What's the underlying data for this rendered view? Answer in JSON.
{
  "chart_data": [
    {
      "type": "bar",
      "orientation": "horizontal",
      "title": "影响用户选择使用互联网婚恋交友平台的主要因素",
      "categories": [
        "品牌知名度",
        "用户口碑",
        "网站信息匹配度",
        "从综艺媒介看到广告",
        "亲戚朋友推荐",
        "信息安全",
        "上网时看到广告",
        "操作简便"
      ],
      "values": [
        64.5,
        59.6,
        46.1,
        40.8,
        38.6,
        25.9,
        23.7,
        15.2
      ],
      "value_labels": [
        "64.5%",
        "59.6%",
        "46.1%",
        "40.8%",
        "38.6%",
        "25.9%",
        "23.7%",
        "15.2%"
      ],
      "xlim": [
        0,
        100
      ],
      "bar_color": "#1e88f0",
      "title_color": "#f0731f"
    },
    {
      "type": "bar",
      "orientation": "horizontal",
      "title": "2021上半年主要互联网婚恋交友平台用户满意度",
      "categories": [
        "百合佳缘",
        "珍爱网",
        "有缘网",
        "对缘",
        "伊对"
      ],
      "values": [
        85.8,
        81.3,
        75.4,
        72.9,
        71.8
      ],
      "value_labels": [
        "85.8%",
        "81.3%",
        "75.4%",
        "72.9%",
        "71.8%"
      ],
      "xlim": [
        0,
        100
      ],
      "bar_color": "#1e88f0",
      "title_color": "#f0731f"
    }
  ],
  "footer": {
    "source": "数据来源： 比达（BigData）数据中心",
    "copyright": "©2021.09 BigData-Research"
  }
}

● **STATED EXERCISE**
All of the entries above need to be reproduced exactly.

● **THE OUTPUT**
What's the underlying data for this rendered view? Answer in JSON.
{
  "chart_data": [
    {
      "type": "bar",
      "orientation": "horizontal",
      "title": "影响用户选择使用互联网婚恋交友平台的主要因素",
      "categories": [
        "品牌知名度",
        "用户口碑",
        "网站信息匹配度",
        "从综艺媒介看到广告",
        "亲戚朋友推荐",
        "信息安全",
        "上网时看到广告",
        "操作简便"
      ],
      "values": [
        64.5,
        59.6,
        46.1,
        40.8,
        38.6,
        25.9,
        23.7,
        15.2
      ],
      "value_labels": [
        "64.5%",
        "59.6%",
        "46.1%",
        "40.8%",
        "38.6%",
        "25.9%",
        "23.7%",
        "15.2%"
      ],
      "xlim": [
        0,
        100
      ],
      "bar_color": "#1e88f0",
      "title_color": "#f0731f"
    },
    {
      "type": "bar",
      "orientation": "horizontal",
      "title": "2021上半年主要互联网婚恋交友平台用户满意度",
      "categories": [
        "百合佳缘",
        "珍爱网",
        "有缘网",
        "对缘",
        "伊对"
      ],
      "values": [
        85.8,
        81.3,
        75.4,
        72.9,
        71.8
      ],
      "value_labels": [
        "85.8%",
        "81.3%",
        "75.4%",
        "72.9%",
        "71.8%"
      ],
      "xlim": [
        0,
        100
      ],
      "bar_color": "#1e88f0",
      "title_color": "#f0731f"
    }
  ],
  "footer": {
    "source": "数据来源： 比达（BigData）数据中心",
    "copyright": "©2021.09 BigData-Research"
  }
}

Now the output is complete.